*PROBLEM TO WORK ON:* Return every line of the records that includes the string "association".

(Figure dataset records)
━━━
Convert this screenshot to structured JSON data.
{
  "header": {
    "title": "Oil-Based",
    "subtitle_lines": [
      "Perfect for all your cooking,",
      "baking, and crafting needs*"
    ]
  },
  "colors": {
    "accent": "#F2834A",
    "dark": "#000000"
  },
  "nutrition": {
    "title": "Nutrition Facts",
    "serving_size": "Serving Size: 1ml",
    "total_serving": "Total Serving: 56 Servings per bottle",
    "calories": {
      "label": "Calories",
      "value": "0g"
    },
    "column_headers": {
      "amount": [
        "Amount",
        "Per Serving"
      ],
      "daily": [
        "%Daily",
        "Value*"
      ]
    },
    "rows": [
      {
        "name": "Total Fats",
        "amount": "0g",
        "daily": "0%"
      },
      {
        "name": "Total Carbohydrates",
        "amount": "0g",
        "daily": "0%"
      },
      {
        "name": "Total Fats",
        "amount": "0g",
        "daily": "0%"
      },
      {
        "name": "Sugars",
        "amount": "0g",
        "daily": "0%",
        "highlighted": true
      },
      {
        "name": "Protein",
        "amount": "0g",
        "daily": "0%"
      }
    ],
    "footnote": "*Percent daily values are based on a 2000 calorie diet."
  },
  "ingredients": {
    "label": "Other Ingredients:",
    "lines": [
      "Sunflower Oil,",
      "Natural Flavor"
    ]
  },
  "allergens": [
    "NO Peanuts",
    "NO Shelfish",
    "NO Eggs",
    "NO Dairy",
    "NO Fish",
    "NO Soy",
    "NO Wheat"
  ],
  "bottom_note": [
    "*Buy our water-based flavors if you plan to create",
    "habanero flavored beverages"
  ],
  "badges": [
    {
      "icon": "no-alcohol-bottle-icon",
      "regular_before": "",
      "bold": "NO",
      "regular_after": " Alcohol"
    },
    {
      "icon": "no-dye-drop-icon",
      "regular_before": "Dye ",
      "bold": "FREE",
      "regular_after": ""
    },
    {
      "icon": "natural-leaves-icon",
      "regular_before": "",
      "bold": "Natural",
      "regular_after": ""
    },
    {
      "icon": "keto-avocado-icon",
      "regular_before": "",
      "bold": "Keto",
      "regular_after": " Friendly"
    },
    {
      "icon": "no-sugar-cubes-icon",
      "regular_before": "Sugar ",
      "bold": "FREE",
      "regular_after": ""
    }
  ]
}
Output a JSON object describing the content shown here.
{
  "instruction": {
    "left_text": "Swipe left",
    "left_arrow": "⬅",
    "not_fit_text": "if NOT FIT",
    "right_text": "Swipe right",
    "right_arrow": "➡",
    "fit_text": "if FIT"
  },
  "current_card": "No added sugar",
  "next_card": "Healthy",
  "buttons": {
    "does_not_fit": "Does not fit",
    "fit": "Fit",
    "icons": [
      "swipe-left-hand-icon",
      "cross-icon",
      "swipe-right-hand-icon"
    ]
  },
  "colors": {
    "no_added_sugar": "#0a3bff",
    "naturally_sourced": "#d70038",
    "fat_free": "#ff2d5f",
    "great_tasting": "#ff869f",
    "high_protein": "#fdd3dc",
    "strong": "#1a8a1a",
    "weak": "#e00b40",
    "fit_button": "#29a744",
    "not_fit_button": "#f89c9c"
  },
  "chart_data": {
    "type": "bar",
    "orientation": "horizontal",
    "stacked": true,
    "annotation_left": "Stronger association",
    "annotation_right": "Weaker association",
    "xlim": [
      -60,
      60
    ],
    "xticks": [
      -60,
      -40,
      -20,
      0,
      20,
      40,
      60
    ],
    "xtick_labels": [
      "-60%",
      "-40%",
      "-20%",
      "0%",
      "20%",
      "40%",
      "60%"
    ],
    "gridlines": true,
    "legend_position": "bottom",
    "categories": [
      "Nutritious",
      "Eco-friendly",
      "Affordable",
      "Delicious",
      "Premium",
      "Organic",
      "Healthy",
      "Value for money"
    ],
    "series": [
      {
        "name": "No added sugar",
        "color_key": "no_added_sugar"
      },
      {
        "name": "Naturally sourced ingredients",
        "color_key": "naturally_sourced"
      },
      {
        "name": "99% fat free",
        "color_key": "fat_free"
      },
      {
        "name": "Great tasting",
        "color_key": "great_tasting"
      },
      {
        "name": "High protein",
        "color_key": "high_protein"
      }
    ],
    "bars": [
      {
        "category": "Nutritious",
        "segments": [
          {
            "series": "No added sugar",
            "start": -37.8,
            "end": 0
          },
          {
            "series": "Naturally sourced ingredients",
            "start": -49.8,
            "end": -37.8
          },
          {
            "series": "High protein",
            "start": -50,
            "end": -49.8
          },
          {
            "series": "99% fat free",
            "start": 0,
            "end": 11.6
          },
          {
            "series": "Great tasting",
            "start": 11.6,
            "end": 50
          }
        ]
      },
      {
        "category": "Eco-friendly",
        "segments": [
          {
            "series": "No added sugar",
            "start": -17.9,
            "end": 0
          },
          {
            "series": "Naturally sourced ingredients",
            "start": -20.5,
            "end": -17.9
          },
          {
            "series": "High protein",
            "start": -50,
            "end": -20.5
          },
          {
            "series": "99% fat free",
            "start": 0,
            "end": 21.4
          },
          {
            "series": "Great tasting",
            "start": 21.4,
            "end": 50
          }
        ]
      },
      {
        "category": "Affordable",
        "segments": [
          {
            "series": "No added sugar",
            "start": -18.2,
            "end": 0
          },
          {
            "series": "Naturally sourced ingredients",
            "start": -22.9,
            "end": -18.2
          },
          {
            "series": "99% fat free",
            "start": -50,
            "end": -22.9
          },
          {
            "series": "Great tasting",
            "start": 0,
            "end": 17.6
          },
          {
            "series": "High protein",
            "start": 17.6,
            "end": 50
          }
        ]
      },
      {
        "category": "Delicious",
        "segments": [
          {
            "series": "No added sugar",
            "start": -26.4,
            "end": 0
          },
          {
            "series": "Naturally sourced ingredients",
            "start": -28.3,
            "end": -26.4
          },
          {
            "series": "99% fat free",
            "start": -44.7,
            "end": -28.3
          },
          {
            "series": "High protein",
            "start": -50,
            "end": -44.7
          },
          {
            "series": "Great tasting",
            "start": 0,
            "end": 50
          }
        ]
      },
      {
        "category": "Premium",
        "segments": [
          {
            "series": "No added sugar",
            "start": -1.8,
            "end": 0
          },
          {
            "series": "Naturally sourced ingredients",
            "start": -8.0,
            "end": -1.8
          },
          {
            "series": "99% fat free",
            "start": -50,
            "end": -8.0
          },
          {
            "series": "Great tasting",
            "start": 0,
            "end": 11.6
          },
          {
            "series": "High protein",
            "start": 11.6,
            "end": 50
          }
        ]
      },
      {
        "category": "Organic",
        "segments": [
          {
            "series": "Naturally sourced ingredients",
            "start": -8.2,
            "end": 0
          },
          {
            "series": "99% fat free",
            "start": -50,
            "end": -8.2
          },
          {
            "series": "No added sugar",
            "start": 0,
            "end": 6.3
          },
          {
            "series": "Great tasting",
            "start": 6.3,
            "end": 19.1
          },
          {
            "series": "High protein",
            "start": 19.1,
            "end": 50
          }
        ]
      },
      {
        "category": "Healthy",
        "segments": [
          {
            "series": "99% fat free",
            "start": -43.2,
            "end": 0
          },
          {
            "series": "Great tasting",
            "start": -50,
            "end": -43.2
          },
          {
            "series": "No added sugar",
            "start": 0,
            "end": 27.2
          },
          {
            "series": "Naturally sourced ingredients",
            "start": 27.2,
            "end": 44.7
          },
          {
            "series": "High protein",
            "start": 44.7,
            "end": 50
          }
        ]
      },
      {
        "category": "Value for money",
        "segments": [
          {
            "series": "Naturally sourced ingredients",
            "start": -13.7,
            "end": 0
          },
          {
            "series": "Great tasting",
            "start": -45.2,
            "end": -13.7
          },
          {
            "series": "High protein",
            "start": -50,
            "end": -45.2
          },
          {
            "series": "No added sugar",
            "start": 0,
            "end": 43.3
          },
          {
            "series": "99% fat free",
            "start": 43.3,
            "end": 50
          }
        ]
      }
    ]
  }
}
━━━
*SOLVED PROBLEM:*
    "annotation_left": "Stronger association",
    "annotation_right": "Weaker association",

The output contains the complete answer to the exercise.